==== GIVEN RECORDS
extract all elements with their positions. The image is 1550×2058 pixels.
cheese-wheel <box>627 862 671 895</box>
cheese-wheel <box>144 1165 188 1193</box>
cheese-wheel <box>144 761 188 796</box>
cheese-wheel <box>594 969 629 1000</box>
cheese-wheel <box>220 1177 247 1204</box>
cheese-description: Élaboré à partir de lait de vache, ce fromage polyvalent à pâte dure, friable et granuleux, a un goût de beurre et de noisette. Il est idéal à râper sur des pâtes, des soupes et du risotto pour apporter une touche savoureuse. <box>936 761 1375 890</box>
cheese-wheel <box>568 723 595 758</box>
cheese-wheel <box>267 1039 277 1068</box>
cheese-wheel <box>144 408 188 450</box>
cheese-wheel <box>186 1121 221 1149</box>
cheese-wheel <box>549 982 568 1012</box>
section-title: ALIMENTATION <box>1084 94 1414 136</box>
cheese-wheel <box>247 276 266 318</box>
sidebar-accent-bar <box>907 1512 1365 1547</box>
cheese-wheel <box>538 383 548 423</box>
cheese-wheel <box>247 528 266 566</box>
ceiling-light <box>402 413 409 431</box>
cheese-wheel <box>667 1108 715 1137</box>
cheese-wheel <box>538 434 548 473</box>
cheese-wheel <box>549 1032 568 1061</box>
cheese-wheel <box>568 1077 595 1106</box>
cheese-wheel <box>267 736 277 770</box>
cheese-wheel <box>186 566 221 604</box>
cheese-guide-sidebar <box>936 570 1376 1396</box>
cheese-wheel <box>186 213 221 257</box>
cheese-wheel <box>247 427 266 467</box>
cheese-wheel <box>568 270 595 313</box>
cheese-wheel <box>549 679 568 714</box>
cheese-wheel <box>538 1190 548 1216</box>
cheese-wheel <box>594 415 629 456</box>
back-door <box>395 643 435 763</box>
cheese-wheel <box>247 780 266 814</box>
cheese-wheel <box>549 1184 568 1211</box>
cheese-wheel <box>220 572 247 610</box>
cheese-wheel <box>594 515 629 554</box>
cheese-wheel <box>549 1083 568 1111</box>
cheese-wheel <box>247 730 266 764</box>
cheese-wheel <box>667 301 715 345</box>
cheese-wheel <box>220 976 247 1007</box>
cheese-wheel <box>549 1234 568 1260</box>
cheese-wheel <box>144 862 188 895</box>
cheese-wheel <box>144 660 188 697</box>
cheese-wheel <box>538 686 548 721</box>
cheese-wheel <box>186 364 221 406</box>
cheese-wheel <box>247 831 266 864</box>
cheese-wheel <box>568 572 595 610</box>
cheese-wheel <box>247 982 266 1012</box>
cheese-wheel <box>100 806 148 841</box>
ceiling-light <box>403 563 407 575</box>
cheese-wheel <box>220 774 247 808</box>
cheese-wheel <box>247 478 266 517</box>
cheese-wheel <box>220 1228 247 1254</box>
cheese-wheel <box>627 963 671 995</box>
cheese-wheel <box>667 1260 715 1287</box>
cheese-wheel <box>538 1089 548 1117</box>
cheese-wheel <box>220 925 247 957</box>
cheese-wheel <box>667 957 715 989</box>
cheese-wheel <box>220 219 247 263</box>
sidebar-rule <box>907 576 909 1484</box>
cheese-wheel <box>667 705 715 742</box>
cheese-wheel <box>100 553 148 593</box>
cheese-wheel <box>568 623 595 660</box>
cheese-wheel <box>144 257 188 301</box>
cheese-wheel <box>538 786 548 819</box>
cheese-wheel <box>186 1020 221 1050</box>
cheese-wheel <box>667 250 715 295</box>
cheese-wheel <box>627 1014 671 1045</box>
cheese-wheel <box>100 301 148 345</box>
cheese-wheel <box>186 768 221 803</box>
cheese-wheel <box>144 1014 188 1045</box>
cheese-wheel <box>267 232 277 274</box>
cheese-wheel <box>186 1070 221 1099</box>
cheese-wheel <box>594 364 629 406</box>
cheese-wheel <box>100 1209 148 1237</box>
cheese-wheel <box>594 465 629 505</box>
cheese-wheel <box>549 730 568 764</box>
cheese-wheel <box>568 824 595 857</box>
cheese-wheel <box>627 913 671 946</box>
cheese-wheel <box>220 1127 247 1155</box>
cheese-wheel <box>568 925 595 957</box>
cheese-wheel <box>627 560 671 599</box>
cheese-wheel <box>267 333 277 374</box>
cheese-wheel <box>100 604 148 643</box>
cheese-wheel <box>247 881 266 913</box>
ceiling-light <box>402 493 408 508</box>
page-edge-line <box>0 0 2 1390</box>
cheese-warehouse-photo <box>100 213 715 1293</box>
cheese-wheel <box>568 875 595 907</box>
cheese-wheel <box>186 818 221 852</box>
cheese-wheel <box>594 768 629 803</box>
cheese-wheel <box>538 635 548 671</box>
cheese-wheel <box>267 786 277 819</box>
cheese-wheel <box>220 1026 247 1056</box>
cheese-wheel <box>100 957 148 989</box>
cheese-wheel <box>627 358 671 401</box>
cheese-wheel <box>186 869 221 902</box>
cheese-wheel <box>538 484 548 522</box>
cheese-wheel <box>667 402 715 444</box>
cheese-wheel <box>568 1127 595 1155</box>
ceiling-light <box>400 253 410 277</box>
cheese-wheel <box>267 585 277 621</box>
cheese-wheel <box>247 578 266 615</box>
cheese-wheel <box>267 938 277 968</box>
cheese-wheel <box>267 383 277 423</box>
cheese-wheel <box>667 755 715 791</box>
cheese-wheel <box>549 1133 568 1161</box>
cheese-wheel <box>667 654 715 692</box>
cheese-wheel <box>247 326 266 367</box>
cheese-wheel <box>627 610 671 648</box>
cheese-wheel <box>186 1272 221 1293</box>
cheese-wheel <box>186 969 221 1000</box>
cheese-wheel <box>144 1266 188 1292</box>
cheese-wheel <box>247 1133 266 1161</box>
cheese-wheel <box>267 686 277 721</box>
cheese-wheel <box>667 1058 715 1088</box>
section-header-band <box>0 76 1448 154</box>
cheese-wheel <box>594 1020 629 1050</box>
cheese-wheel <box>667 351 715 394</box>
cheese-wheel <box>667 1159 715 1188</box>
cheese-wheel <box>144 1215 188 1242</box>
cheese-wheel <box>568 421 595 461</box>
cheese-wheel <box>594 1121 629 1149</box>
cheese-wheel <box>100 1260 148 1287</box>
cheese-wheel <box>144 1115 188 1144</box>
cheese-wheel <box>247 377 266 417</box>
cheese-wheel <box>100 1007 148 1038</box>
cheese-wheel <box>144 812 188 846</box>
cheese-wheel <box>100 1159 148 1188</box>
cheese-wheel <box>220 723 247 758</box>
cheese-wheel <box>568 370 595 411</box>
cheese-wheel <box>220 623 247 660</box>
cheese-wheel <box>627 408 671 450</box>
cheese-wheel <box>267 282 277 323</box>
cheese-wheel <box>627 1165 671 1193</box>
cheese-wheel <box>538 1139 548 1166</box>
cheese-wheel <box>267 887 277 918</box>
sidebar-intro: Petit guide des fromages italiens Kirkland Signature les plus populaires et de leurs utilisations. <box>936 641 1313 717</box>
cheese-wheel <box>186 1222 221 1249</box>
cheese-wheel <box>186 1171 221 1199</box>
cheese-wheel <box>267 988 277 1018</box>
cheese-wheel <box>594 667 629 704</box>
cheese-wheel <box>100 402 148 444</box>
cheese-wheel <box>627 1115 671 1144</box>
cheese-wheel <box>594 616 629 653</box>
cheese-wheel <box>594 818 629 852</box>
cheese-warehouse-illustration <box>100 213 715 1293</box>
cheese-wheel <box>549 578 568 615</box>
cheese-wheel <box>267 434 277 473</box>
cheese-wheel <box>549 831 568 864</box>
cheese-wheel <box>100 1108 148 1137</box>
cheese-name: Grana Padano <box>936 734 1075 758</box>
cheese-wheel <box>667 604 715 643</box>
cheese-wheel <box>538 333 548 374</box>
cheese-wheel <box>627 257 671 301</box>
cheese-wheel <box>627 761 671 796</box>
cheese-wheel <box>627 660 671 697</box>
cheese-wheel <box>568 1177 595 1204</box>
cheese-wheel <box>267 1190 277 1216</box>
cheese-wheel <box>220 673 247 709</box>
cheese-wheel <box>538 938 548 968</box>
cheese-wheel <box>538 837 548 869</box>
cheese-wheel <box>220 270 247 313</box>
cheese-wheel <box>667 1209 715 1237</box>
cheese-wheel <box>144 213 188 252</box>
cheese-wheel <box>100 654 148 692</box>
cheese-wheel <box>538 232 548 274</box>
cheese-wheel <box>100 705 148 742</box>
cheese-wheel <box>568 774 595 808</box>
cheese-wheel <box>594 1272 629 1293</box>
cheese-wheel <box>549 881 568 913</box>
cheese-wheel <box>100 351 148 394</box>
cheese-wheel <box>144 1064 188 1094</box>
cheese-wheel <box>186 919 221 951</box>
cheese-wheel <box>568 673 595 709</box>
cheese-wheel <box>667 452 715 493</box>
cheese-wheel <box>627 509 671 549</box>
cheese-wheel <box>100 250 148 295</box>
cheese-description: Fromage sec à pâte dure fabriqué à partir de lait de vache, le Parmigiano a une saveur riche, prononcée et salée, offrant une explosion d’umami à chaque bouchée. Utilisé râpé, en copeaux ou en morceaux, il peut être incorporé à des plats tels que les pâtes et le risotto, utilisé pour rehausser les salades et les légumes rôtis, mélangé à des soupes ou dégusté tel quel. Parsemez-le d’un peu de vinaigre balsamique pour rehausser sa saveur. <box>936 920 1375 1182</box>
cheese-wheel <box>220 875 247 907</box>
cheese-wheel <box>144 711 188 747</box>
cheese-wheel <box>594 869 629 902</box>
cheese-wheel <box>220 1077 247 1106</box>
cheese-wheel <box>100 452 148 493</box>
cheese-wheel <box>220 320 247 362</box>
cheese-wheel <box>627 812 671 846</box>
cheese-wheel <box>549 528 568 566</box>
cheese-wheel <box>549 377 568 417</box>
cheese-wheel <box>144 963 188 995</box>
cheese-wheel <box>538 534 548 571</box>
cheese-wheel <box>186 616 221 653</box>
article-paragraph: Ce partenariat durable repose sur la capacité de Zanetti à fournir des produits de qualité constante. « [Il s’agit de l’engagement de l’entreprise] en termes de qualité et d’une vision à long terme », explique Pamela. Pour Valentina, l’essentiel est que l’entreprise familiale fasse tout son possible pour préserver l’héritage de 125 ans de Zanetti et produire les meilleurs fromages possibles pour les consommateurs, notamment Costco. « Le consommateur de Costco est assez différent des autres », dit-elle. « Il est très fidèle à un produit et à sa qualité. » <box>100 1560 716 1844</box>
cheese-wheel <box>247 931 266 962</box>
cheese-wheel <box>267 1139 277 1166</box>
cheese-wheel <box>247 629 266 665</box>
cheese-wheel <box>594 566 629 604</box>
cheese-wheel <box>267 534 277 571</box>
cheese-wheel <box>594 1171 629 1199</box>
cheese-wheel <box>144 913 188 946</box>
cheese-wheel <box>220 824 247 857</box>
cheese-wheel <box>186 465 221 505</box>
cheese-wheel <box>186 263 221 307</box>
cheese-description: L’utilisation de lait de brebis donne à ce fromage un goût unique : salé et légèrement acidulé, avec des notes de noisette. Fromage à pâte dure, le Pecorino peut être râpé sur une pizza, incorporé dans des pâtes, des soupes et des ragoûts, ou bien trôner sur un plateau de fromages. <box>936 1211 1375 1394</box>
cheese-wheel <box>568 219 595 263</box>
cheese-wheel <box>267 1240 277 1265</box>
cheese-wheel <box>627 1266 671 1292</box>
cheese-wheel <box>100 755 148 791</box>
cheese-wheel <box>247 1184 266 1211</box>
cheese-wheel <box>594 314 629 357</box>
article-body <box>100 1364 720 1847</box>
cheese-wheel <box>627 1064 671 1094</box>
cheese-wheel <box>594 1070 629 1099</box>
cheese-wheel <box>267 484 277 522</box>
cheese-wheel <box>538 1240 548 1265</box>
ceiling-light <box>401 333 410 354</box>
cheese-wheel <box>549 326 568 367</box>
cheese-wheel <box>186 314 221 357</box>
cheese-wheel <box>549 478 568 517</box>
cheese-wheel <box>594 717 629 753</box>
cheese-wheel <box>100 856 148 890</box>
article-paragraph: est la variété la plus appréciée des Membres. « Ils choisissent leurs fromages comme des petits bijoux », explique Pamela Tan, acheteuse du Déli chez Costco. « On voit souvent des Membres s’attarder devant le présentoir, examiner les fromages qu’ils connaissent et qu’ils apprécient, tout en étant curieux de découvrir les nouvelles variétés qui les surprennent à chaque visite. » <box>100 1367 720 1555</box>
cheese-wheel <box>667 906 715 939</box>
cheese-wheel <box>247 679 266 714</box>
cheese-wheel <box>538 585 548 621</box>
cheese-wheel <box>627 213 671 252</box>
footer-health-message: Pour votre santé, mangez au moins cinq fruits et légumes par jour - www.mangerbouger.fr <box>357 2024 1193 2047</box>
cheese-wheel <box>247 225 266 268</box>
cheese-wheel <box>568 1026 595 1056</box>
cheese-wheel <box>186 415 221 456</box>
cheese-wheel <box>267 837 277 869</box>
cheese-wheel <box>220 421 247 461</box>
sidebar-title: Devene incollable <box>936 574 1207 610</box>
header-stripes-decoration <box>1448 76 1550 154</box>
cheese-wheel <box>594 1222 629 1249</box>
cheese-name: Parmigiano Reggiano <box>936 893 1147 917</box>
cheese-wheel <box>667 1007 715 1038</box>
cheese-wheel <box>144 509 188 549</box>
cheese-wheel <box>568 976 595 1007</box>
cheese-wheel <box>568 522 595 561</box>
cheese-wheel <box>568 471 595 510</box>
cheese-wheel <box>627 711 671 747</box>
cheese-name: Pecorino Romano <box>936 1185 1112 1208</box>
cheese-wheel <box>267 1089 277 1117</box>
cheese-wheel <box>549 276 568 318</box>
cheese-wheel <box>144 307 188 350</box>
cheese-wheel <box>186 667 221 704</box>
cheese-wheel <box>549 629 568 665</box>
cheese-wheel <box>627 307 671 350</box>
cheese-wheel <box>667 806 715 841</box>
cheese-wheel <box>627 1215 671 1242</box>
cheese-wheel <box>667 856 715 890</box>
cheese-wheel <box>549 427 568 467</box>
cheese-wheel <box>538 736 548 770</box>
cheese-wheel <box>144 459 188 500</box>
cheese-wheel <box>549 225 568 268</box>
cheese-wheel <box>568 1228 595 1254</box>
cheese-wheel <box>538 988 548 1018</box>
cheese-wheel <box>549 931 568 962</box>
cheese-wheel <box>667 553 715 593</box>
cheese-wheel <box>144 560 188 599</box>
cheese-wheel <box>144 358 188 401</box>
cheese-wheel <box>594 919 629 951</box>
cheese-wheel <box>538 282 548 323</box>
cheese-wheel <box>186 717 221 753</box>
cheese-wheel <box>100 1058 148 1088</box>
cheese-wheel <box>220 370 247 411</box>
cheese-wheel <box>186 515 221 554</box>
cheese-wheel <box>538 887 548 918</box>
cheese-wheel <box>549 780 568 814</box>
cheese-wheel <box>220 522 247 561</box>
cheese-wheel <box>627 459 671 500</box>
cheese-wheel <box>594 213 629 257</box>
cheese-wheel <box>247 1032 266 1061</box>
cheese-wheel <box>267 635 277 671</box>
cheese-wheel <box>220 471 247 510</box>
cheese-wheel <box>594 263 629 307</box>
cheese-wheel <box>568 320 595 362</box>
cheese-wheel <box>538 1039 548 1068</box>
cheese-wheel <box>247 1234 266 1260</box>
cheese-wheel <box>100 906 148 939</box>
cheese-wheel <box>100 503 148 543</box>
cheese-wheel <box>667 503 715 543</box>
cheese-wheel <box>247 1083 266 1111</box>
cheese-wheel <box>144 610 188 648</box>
========
_EXERCISE AIM:_ Rewrite the records from the start up to and including the line with "cheese-wheel <box>220 1177 247 1204</box>", switching "cheese-wheel" to "cheese-round" and leaving everything else as it stands.

_CORRECT ANSWER:_
extract all elements with their positions. The image is 1550×2058 pixels.
cheese-round <box>627 862 671 895</box>
cheese-round <box>144 1165 188 1193</box>
cheese-round <box>144 761 188 796</box>
cheese-round <box>594 969 629 1000</box>
cheese-round <box>220 1177 247 1204</box>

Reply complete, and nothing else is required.